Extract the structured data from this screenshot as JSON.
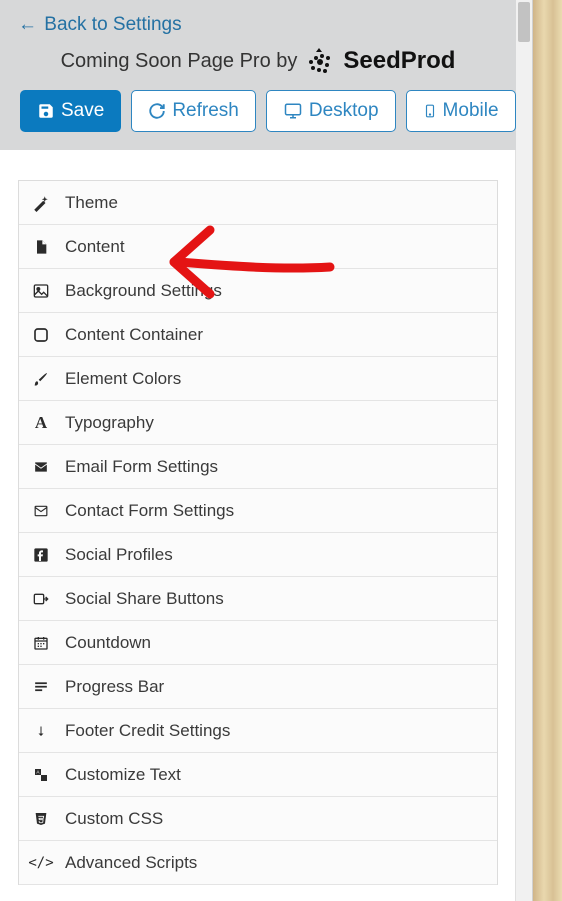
{
  "back_link": "Back to Settings",
  "brand_prefix": "Coming Soon Page Pro by",
  "brand_name": "SeedProd",
  "buttons": {
    "save": "Save",
    "refresh": "Refresh",
    "desktop": "Desktop",
    "mobile": "Mobile"
  },
  "menu": {
    "theme": "Theme",
    "content": "Content",
    "background": "Background Settings",
    "container": "Content Container",
    "colors": "Element Colors",
    "typography": "Typography",
    "email_form": "Email Form Settings",
    "contact_form": "Contact Form Settings",
    "social_profiles": "Social Profiles",
    "social_share": "Social Share Buttons",
    "countdown": "Countdown",
    "progress": "Progress Bar",
    "footer_credit": "Footer Credit Settings",
    "customize_text": "Customize Text",
    "custom_css": "Custom CSS",
    "advanced_scripts": "Advanced Scripts"
  }
}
------------
**TASK**
Return the listing above in full and without alteration, excluding its pictures.

**REPLY TO THE TASK**
Extract the structured data from this screenshot as JSON.
{
  "back_link": "Back to Settings",
  "brand_prefix": "Coming Soon Page Pro by",
  "brand_name": "SeedProd",
  "buttons": {
    "save": "Save",
    "refresh": "Refresh",
    "desktop": "Desktop",
    "mobile": "Mobile"
  },
  "menu": {
    "theme": "Theme",
    "content": "Content",
    "background": "Background Settings",
    "container": "Content Container",
    "colors": "Element Colors",
    "typography": "Typography",
    "email_form": "Email Form Settings",
    "contact_form": "Contact Form Settings",
    "social_profiles": "Social Profiles",
    "social_share": "Social Share Buttons",
    "countdown": "Countdown",
    "progress": "Progress Bar",
    "footer_credit": "Footer Credit Settings",
    "customize_text": "Customize Text",
    "custom_css": "Custom CSS",
    "advanced_scripts": "Advanced Scripts"
  }
}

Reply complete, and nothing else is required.